• [Problem requirements] Copy every line that contains the string "推定消費カロリー" from the entries below.

• [Records provided]
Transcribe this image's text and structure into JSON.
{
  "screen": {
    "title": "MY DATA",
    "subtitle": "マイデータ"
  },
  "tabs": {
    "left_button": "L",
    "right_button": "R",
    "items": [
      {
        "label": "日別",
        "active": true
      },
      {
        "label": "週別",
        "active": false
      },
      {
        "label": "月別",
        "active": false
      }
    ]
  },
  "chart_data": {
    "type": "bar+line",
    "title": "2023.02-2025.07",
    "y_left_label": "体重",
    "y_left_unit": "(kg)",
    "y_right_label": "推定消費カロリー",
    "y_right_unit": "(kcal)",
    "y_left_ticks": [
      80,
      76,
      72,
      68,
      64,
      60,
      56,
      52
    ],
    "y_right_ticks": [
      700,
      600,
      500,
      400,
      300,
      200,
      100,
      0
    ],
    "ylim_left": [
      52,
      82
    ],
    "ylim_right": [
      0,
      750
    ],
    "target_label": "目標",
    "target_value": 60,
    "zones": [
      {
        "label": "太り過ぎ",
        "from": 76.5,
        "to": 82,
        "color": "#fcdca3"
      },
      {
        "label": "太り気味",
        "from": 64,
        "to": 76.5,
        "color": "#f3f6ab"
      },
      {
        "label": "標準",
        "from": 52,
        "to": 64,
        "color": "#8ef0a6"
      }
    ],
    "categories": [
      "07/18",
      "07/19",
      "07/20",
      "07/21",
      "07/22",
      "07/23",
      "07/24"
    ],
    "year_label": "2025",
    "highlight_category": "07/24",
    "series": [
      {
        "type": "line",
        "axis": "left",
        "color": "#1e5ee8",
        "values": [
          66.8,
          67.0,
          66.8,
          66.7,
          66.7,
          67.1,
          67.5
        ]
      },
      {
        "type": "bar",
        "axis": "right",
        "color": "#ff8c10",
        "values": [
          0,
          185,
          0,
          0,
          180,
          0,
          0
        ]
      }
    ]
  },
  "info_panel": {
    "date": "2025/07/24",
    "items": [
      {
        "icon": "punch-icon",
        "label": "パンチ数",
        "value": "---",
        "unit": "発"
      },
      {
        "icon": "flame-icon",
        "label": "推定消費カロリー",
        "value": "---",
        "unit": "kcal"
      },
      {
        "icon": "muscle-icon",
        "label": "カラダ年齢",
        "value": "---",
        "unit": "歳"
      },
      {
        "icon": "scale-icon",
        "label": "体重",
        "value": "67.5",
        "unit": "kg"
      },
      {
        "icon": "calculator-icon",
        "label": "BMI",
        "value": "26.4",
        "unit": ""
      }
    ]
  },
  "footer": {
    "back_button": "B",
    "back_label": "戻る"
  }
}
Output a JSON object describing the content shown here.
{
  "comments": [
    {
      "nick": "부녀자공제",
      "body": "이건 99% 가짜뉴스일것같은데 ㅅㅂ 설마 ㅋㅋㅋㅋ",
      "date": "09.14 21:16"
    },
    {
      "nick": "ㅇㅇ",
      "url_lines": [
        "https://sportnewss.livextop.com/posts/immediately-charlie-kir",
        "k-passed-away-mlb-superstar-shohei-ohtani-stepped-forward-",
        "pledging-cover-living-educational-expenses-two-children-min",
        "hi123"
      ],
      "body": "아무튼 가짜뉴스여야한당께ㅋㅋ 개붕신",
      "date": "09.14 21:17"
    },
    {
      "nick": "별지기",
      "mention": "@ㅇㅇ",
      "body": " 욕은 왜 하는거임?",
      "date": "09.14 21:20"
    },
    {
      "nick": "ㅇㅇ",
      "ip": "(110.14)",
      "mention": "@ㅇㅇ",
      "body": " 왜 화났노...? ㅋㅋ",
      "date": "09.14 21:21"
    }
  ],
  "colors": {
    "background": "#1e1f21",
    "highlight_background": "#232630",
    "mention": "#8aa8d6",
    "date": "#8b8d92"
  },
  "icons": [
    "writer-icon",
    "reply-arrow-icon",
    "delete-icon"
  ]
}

• [Solution to this exercise]
    "y_right_label": "推定消費カロリー",
        "label": "推定消費カロリー",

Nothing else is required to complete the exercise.